══ TEXTE PRÉSENTÉ ══

180 minutes, voire plus. C’est ce qui sépare la Grèce d’une qualification au Mondial 2018, en Russie. Seul obstacle, de taille : écarter la Croatie de Modric et Mandzukic de sa route, tout en devant composer avec des blessés et des suspendus. Ce qui, on en convient, n’a absolument rien de facile. Mais de voir une sélection au fond du trou quelques mois avant en être à ce stade serait déjà presque une victoire. Parce que cette Grèce-là revient de très très loin.

11 octobre 2015, il y a un peu plus de deux ans. Ce soir-là, la Grèce domine la Hongrie dans un match prolifique (4-3). Le but tardif de Panagiotis Koné, à la 86e, donne la victoire à l’Ethniki Omada. La seule de cette phase de qualifications pour l’Euro 2016 en France, pourtant ouvert à 32 équipes, que la Grèce ne verra pas. Dernière de son groupe, derrière de grandes nations comme les Îles Féroé ou la Finlande qui n’ont absolument pas volé le fait d’être devant une pathétique sélection grecque qu’on ne reconnaît plus. Trois nuls, six défaites : jamais le champion d’Europe 2004 n’a semblé aussi bas. Et pourtant, les joueurs qui composent le groupe sont de qualité. La plupart évoluent dans de grands championnats, certains dans des gros clubs, et le reste dans les grosses écuries du championnat national.

═══

D'après le texte présenté, à quelle minute Panagiotis Koné a-t-il marqué le but de la victoire contre la Hongrie ? Les entrées qui suivent proviennent d'une autre source que le texte présenté.

══ DONNÉES ══

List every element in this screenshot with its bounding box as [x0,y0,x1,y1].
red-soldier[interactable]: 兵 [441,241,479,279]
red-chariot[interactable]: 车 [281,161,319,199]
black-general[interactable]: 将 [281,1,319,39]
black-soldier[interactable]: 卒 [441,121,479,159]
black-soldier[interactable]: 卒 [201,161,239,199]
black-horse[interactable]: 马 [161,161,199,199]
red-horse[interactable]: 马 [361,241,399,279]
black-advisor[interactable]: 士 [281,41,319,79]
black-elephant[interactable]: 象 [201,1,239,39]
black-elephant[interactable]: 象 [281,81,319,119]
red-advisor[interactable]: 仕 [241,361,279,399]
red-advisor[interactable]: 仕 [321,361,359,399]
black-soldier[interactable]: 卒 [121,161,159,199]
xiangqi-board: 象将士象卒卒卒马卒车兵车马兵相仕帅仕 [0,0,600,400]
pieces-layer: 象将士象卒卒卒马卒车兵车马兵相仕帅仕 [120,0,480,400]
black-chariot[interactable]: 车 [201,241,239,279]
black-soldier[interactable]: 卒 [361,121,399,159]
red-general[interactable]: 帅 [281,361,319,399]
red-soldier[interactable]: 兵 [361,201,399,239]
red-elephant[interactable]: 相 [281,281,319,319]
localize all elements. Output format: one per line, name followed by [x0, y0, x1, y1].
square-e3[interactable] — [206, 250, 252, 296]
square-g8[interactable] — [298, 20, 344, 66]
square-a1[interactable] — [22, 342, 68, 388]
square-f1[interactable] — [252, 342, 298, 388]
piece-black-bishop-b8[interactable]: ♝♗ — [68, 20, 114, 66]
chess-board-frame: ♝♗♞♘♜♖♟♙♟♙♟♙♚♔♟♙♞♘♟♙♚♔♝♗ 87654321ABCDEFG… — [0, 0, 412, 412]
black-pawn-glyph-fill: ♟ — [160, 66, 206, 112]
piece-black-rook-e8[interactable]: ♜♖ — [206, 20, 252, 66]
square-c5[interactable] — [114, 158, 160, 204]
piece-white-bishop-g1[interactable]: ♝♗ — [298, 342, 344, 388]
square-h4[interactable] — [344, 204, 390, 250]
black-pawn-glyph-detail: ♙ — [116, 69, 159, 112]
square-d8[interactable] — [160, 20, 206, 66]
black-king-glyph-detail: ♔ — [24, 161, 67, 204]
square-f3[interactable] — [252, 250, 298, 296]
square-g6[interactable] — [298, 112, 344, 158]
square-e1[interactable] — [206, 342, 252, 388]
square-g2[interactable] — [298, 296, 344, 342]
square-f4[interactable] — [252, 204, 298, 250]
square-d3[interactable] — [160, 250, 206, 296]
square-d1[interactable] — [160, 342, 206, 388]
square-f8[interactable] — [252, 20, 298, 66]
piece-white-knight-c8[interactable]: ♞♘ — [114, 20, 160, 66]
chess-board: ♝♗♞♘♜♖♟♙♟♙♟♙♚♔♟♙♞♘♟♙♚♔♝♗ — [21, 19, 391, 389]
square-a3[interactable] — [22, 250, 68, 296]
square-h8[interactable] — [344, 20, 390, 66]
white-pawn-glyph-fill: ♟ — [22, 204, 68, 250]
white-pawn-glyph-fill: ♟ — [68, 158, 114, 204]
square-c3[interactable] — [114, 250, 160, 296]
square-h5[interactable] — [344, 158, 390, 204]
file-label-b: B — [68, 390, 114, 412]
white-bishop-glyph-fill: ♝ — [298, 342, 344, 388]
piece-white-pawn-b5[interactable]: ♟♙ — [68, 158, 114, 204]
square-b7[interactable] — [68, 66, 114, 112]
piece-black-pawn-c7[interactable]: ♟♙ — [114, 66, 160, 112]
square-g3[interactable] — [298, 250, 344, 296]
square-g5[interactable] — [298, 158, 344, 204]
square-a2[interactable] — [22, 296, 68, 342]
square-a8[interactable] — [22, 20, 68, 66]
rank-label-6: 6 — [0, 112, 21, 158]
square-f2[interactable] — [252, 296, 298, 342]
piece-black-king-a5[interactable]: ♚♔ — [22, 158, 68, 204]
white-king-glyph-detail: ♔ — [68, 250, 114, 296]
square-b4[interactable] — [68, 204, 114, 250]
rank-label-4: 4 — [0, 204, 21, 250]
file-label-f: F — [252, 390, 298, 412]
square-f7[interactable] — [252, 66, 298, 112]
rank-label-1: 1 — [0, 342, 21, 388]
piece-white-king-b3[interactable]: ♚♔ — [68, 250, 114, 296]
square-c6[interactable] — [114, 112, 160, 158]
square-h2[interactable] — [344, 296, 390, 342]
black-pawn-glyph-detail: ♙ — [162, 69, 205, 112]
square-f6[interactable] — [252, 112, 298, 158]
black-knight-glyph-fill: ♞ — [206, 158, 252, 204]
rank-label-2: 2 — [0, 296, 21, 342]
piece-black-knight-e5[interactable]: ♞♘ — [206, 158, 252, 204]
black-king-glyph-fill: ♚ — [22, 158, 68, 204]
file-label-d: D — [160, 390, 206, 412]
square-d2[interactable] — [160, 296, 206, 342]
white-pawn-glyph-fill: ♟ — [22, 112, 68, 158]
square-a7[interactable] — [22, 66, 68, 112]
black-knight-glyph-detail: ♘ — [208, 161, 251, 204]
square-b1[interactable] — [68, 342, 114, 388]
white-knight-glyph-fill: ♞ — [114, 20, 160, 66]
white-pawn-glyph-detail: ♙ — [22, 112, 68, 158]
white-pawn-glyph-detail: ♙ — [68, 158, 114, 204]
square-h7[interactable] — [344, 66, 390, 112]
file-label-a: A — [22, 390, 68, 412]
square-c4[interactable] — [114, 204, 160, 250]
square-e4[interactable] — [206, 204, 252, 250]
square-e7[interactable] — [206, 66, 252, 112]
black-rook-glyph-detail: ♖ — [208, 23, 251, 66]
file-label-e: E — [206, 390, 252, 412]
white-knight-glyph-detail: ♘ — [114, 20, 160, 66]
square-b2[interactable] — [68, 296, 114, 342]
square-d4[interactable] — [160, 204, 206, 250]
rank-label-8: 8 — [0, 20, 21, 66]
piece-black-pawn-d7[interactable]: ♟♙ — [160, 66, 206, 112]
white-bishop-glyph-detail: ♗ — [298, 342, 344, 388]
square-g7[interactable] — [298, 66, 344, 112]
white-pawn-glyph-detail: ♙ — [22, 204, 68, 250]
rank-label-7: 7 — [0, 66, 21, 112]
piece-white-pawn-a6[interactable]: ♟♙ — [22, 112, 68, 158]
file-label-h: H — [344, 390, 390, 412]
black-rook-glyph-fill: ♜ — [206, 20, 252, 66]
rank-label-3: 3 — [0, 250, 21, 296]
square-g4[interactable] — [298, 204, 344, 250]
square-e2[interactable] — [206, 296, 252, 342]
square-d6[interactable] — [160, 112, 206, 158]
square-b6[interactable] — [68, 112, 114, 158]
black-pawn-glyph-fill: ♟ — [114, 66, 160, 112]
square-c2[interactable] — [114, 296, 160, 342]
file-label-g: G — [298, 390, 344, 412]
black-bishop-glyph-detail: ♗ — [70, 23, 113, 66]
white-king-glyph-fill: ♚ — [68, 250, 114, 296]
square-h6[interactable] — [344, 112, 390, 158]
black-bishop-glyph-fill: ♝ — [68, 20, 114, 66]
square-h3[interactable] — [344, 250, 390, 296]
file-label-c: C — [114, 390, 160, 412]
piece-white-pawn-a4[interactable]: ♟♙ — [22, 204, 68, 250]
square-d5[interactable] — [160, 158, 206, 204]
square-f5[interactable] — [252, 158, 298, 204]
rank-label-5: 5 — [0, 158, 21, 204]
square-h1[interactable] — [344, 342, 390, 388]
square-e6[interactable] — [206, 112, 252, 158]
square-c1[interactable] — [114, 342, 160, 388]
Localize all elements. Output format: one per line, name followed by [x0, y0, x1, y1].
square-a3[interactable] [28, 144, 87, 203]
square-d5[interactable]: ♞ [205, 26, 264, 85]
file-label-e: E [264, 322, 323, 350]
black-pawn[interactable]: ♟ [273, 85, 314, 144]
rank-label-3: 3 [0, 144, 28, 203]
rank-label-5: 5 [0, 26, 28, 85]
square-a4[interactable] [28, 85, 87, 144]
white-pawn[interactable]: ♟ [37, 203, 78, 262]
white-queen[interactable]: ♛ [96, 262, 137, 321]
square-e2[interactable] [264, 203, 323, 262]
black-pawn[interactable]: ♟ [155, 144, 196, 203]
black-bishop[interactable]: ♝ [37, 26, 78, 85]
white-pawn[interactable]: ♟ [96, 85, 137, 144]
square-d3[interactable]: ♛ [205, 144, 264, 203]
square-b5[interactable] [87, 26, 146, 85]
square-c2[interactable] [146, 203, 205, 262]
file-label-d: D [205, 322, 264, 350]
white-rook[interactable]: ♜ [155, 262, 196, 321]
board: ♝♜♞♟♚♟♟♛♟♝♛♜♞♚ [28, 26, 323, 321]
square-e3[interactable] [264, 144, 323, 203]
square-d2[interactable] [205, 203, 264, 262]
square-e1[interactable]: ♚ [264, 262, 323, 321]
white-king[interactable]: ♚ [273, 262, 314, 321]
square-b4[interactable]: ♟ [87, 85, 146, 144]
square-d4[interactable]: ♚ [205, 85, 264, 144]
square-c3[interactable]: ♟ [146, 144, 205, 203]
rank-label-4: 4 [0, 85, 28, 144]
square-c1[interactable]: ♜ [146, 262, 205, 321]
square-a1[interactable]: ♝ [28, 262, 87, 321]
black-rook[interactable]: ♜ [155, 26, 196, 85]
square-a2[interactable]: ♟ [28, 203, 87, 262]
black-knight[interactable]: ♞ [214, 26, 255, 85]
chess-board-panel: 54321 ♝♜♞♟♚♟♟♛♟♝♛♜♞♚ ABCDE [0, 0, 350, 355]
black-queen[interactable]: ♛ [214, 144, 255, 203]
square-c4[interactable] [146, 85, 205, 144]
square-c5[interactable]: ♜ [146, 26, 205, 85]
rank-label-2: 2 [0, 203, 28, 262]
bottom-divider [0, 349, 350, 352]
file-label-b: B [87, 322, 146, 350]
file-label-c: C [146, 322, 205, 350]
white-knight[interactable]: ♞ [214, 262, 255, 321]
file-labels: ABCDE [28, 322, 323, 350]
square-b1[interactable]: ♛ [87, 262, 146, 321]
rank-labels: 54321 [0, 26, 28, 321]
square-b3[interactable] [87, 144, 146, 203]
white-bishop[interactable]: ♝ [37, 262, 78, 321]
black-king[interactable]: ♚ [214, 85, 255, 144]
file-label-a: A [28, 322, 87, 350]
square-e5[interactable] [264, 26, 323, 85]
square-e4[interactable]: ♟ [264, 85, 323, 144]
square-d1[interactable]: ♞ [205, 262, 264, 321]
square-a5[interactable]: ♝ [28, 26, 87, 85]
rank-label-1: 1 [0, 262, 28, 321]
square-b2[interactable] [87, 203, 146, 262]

═══

RÉPONSE:
À la 86e minute.